** 演習課題 1 **
読解文の「持続可能な食材の調達について」から「締役にしようと考えています。」までを、両端も含めて一字一句そのまま書き写しなさい。
** 演習課題 2 **
読解文の内容から、次の問いに答えなさい。
(a) LEDを光源とした野菜の水耕栽培は、どこの工場で行なわれていますか。
(b) 「コロワイド食堂」は、のべ何人に利用されましたか。
(c) 現在の女性管理職の比率は、グループ全体で何パーセントですか。

** 読解文 **
------------------------------------------------------------------------

持続可能な食材の調達については、LEDを光源とした野菜の水耕栽培を10年前から横須賀の工場で行なっています。現在は100坪ですが、これをさらに拡大していきたいと考えています。また、「フレッシュネスバーガー」ではすでに導入している代替プロテイン、大豆パティなども増やしていきます。さらに、魚の陸上養殖も他社と共同でスタートしています。

「社会」については社会・地域貢献として、来月、子ども食堂1号店を開設します。365日、中学生以下の子どもたちとそのご家族の方に無料で食事を提供していきます。

昨年の6月から8月には休業店舗を使って「コロワイド食堂」を開設しました。これは、コロナ禍で困窮されている方を対象に、昼と夜、無料で食事を提供するというものです。12店舗で実施し、のべ7万8,000人の方にご利用いただきました。その経験を元に、子ども食堂を運営していきます。月に1回、料理教室を開くなど、地域に対して貢献していきたいと考えています。

ダイバーシティについては、女性社員・女性管理職の比率を引き上げていきます。外食産業にとっては、女性社員は非常に重要だと考えています。今現在、女性管理職はグループ全体で9.2パーセントですが、これを20パーセント以上にしていきます。そのためには、男性従業員に対して育休の啓蒙活動、ならびに制度整備が必要になってきます。

「ガバナンス」については、社外取締役を全体の3分の1以上にします。これはコーポレートガバナンスで言われているとおりですが、来月の総会で、取締役10名中4名、つまり40パーセントを社外取締役にしようと考えています。

------------------------------------------------------------------------

** 確認用データ **

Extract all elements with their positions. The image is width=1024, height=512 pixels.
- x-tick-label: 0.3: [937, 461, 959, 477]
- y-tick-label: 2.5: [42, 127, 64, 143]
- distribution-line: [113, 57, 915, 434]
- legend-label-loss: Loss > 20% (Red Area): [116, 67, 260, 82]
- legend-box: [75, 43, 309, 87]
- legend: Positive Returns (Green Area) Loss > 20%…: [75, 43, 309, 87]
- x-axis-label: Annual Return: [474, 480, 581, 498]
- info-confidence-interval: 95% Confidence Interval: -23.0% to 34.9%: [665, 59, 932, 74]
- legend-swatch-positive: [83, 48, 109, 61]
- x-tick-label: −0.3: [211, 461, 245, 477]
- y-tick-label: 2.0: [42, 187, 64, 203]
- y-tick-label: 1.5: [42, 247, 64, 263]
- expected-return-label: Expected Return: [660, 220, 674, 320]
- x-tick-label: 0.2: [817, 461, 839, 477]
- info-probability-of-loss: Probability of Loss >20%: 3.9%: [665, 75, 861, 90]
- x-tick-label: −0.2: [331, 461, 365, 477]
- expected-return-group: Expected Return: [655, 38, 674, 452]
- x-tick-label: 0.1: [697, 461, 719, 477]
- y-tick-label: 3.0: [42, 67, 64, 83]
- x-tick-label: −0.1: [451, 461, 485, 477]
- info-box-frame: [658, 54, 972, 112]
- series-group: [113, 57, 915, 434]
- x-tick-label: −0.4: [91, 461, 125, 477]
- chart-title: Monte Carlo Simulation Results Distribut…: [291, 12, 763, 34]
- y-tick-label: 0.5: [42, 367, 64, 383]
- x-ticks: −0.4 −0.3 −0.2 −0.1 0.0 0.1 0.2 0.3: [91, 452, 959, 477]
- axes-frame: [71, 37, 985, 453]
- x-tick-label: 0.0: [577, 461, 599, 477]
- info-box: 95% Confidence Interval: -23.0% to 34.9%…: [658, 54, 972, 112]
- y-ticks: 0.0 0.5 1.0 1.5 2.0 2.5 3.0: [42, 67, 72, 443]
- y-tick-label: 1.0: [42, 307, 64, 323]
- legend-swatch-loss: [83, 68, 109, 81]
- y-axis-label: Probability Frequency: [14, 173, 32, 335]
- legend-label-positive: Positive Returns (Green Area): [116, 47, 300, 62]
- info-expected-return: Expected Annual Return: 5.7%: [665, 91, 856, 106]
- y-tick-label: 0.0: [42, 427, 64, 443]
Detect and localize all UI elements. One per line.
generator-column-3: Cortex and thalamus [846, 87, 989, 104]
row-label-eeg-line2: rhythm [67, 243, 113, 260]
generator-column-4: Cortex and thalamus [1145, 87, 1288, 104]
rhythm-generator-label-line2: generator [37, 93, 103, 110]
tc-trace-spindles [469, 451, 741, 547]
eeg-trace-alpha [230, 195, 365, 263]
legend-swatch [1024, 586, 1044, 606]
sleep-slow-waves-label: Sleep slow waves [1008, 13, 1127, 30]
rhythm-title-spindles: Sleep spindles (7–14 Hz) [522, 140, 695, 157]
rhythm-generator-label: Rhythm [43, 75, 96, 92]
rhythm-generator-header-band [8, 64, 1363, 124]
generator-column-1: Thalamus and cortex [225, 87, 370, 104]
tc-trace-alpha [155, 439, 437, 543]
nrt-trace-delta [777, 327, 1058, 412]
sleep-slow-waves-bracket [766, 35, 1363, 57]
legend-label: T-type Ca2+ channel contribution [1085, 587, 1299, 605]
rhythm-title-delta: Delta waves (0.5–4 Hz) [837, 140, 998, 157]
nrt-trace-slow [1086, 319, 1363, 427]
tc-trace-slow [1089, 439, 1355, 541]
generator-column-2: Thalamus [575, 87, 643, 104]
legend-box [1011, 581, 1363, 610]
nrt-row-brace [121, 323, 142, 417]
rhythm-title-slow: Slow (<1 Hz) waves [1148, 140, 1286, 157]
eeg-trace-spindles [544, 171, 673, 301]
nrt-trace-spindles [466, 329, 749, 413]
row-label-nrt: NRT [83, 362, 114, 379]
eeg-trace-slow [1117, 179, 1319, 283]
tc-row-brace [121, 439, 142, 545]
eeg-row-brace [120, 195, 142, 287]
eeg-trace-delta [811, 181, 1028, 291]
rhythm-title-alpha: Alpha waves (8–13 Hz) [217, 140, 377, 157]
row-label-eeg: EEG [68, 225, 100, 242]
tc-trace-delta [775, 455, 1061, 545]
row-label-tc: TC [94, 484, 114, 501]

------------------------------------------------------------------------

** 解答 1 **
持続可能な食材の調達については、LEDを光源とした野菜の水耕栽培を10年前から横須賀の工場で行なっています。現在は100坪ですが、これをさらに拡大していきたいと考えています。また、「フレッシュネスバーガー」ではすでに導入している代替プロテイン、大豆パティなども増やしていきます。さらに、魚の陸上養殖も他社と共同でスタートしています。

「社会」については社会・地域貢献として、来月、子ども食堂1号店を開設します。365日、中学生以下の子どもたちとそのご家族の方に無料で食事を提供していきます。

昨年の6月から8月には休業店舗を使って「コロワイド食堂」を開設しました。これは、コロナ禍で困窮されている方を対象に、昼と夜、無料で食事を提供するというものです。12店舗で実施し、のべ7万8,000人の方にご利用いただきました。その経験を元に、子ども食堂を運営していきます。月に1回、料理教室を開くなど、地域に対して貢献していきたいと考えています。

ダイバーシティについては、女性社員・女性管理職の比率を引き上げていきます。外食産業にとっては、女性社員は非常に重要だと考えています。今現在、女性管理職はグループ全体で9.2パーセントですが、これを20パーセント以上にしていきます。そのためには、男性従業員に対して育休の啓蒙活動、ならびに制度整備が必要になってきます。

「ガバナンス」については、社外取締役を全体の3分の1以上にします。これはコーポレートガバナンスで言われているとおりですが、来月の総会で、取締役10名中4名、つまり40パーセントを社外取締役にしようと考えています。

** 解答 2 **
(a) 横須賀の工場
(b) のべ7万8,000人
(c) 9.2パーセント